* **Listed records**:

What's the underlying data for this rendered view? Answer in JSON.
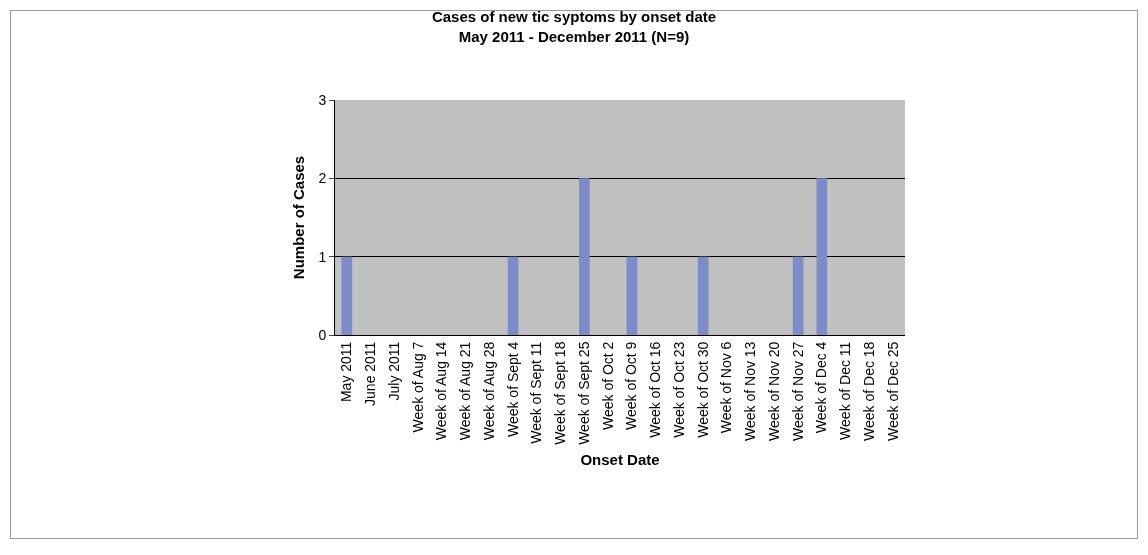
{
  "chart_data": {
    "type": "bar",
    "title": "Cases of new tic syptoms by onset date",
    "subtitle": "May 2011 - December 2011 (N=9)",
    "xlabel": "Onset Date",
    "ylabel": "Number of Cases",
    "categories": [
      "May 2011",
      "June 2011",
      "July 2011",
      "Week of Aug 7",
      "Week of Aug 14",
      "Week of Aug 21",
      "Week of Aug 28",
      "Week of Sept 4",
      "Week of Sept 11",
      "Week of Sept 18",
      "Week of Sept 25",
      "Week of Oct 2",
      "Week of Oct 9",
      "Week of Oct 16",
      "Week of Oct 23",
      "Week of Oct 30",
      "Week of Nov 6",
      "Week of Nov 13",
      "Week of Nov 20",
      "Week of Nov 27",
      "Week of Dec 4",
      "Week of Dec 11",
      "Week of Dec 18",
      "Week of Dec 25"
    ],
    "values": [
      1,
      0,
      0,
      0,
      0,
      0,
      0,
      1,
      0,
      0,
      2,
      0,
      1,
      0,
      0,
      1,
      0,
      0,
      0,
      1,
      2,
      0,
      0,
      0
    ],
    "color": "#7b8cc8",
    "ylim": [
      0,
      3
    ],
    "yticks": [
      0,
      1,
      2,
      3
    ],
    "grid": "y",
    "legend": false
  }
}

* **Exercise aim**: Without the pictures, transcribe the listing above exactly.

* **Output for this exercise**:
What's the underlying data for this rendered view? Answer in JSON.
{
  "chart_data": {
    "type": "bar",
    "title": "Cases of new tic syptoms by onset date",
    "subtitle": "May 2011 - December 2011 (N=9)",
    "xlabel": "Onset Date",
    "ylabel": "Number of Cases",
    "categories": [
      "May 2011",
      "June 2011",
      "July 2011",
      "Week of Aug 7",
      "Week of Aug 14",
      "Week of Aug 21",
      "Week of Aug 28",
      "Week of Sept 4",
      "Week of Sept 11",
      "Week of Sept 18",
      "Week of Sept 25",
      "Week of Oct 2",
      "Week of Oct 9",
      "Week of Oct 16",
      "Week of Oct 23",
      "Week of Oct 30",
      "Week of Nov 6",
      "Week of Nov 13",
      "Week of Nov 20",
      "Week of Nov 27",
      "Week of Dec 4",
      "Week of Dec 11",
      "Week of Dec 18",
      "Week of Dec 25"
    ],
    "values": [
      1,
      0,
      0,
      0,
      0,
      0,
      0,
      1,
      0,
      0,
      2,
      0,
      1,
      0,
      0,
      1,
      0,
      0,
      0,
      1,
      2,
      0,
      0,
      0
    ],
    "color": "#7b8cc8",
    "ylim": [
      0,
      3
    ],
    "yticks": [
      0,
      1,
      2,
      3
    ],
    "grid": "y",
    "legend": false
  }
}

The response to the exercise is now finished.